- **Material for the task**:
■ ■ ■ ■ ■

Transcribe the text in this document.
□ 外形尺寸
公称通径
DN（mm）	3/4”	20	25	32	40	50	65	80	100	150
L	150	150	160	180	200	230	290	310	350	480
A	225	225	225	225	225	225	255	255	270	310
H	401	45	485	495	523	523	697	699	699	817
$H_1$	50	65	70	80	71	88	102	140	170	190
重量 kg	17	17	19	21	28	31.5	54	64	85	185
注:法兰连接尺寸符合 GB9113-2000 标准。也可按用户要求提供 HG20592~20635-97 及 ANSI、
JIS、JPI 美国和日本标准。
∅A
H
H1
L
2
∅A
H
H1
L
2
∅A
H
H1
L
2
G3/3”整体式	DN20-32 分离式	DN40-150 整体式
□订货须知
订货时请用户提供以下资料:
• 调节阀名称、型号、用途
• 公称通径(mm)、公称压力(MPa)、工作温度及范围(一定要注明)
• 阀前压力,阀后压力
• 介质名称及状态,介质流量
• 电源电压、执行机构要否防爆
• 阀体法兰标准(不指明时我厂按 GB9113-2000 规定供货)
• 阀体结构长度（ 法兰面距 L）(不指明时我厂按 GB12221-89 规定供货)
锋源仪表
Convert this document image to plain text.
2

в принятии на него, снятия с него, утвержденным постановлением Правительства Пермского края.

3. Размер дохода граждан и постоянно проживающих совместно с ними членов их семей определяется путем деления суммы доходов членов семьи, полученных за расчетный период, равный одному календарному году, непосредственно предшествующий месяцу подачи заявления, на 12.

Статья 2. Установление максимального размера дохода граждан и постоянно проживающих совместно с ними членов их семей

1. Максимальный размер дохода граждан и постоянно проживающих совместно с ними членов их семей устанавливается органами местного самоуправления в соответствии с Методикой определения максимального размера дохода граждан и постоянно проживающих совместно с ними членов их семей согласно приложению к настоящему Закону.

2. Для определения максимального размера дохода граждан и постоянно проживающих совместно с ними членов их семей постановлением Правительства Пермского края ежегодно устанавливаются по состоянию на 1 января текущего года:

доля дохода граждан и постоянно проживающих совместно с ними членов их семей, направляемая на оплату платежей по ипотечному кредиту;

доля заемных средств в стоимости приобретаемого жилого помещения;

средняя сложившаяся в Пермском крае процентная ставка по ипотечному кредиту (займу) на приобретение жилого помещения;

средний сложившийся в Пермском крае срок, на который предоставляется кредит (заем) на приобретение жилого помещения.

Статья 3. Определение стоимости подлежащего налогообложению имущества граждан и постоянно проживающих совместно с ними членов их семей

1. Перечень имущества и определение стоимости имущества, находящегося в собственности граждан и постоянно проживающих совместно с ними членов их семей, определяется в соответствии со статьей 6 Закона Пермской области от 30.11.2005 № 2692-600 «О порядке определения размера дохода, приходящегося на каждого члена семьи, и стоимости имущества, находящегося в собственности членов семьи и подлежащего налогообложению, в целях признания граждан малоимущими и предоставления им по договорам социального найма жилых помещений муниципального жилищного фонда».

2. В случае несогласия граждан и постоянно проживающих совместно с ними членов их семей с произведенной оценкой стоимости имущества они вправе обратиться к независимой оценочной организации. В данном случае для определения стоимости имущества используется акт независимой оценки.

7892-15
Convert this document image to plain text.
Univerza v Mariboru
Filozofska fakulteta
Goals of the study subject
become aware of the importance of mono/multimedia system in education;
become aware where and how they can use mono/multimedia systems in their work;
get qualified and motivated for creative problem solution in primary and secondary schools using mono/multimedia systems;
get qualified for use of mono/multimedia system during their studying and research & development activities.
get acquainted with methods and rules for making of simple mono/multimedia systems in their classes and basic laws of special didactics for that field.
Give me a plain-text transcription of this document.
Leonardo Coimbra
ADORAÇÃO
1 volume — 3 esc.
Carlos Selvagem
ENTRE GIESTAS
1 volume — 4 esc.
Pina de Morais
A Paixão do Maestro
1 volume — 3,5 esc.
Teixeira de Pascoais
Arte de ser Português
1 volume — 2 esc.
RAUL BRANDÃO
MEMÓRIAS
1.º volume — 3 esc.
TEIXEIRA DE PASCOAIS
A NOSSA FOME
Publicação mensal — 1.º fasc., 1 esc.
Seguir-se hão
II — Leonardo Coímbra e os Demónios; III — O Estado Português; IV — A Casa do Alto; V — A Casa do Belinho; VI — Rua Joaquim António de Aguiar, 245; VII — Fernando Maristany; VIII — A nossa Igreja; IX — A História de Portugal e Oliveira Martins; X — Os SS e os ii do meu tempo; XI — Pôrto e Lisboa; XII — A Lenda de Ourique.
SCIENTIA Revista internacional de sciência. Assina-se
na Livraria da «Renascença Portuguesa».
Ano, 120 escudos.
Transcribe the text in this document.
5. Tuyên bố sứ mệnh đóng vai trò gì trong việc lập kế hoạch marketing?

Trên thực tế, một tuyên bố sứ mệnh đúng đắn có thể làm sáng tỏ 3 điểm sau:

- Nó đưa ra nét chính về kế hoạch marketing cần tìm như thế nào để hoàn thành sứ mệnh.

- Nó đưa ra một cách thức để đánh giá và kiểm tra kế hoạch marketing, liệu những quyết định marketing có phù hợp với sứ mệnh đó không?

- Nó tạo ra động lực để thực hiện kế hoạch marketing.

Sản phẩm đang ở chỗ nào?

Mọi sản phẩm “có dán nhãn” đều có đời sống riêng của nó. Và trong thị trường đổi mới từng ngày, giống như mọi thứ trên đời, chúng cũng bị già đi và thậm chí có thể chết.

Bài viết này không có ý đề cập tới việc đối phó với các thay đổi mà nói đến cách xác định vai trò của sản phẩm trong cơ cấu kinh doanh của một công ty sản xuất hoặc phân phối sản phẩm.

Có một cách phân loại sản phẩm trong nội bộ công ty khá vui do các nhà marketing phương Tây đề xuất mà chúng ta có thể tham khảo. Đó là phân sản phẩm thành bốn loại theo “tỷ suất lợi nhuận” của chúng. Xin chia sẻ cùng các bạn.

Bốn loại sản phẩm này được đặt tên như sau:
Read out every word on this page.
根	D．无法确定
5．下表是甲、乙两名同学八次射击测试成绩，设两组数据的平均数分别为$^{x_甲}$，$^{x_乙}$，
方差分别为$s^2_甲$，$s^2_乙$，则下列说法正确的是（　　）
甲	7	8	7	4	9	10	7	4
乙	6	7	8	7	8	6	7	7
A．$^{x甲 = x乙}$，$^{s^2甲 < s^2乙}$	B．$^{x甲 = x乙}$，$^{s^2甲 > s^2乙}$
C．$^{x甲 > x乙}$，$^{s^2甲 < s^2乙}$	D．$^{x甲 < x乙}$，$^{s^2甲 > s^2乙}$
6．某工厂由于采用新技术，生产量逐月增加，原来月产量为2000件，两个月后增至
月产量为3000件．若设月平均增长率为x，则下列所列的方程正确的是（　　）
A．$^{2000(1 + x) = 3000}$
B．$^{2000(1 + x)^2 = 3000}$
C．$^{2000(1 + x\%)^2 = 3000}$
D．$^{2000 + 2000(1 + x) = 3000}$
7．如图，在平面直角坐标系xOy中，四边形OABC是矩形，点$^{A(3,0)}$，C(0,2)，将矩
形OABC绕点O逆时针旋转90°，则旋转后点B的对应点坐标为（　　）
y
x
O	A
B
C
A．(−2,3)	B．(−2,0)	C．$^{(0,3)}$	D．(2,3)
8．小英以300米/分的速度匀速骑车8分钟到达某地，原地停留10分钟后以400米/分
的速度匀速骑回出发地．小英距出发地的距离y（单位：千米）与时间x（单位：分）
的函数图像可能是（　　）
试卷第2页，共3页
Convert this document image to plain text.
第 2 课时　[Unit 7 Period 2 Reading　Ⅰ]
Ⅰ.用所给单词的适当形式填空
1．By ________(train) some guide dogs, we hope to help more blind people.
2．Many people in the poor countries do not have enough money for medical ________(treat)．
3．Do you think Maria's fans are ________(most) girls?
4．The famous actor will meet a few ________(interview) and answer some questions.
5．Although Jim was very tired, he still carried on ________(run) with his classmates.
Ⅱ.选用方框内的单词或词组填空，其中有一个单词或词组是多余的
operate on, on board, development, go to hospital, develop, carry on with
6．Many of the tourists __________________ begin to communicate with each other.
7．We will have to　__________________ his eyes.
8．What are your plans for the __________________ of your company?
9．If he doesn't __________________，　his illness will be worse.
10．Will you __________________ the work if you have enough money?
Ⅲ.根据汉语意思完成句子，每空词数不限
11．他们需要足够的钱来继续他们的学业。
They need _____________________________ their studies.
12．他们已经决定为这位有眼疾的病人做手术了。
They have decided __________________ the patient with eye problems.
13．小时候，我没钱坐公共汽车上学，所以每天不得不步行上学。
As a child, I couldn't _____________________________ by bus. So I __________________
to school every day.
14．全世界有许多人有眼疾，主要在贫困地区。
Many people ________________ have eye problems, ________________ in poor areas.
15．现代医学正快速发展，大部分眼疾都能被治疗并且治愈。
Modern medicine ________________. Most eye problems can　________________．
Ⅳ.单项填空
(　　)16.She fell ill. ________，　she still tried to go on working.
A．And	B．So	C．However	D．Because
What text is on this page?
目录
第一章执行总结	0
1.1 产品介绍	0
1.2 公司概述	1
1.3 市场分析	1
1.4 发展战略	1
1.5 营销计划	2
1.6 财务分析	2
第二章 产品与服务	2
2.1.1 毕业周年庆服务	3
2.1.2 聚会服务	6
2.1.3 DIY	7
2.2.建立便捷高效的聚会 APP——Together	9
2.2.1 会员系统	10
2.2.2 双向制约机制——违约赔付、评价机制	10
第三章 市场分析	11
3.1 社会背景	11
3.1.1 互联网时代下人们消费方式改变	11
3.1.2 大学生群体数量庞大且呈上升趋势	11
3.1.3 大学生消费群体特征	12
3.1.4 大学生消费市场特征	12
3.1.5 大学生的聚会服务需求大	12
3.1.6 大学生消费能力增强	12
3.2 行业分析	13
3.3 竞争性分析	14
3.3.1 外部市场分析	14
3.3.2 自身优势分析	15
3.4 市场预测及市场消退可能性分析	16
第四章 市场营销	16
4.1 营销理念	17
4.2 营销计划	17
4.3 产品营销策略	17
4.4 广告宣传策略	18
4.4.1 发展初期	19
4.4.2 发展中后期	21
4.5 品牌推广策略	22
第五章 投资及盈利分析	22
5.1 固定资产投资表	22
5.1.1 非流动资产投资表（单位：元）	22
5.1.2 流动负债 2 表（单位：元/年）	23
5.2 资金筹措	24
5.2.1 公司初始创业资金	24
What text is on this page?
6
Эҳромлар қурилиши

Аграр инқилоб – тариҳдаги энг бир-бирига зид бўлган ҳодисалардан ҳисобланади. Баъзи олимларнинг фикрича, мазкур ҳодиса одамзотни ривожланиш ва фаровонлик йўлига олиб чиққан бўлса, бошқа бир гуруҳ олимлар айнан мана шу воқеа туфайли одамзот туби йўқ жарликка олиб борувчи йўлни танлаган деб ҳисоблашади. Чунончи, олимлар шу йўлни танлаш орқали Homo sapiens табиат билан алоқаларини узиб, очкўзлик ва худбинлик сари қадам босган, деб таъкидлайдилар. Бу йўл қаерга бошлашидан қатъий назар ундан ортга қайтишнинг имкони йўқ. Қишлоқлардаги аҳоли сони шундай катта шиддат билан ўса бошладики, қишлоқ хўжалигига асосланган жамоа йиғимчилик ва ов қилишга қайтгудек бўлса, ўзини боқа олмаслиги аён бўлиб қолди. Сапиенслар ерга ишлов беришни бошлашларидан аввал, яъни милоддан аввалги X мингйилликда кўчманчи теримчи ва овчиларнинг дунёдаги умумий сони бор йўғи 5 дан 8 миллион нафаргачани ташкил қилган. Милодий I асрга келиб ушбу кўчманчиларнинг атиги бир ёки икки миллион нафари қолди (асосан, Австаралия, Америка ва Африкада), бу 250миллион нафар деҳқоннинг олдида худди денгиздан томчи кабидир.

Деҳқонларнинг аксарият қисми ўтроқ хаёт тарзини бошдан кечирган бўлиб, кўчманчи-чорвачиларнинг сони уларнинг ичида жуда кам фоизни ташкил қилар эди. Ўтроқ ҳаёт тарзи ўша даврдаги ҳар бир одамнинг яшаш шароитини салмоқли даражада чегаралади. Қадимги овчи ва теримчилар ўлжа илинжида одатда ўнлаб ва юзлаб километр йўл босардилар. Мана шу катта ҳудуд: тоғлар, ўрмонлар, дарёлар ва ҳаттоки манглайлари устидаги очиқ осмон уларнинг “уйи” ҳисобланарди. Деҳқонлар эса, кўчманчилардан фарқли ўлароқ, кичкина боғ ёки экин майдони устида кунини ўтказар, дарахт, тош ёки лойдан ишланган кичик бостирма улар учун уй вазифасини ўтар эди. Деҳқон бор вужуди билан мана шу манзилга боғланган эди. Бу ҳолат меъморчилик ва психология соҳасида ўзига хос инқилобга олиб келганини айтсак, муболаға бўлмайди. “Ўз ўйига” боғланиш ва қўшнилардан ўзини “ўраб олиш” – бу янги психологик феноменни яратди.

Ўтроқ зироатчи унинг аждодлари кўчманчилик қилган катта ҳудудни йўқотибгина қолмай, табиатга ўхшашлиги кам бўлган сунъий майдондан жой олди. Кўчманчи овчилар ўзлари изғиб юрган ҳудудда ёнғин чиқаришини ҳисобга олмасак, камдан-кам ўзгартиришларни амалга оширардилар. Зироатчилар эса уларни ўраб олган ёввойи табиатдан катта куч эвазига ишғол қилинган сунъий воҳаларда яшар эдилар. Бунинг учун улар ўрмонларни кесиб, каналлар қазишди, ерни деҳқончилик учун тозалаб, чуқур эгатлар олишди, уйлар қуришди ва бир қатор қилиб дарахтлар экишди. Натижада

■ ■ ■ ■ ■

Each line in the data that holds the string "крае" should be found and copied.

- **Reply to the task**:
средняя сложившаяся в Пермском крае процентная ставка по ипотечному кредиту (займу) на приобретение жилого помещения;
средний сложившийся в Пермском крае срок, на который предоставляется кредит (заем) на приобретение жилого помещения.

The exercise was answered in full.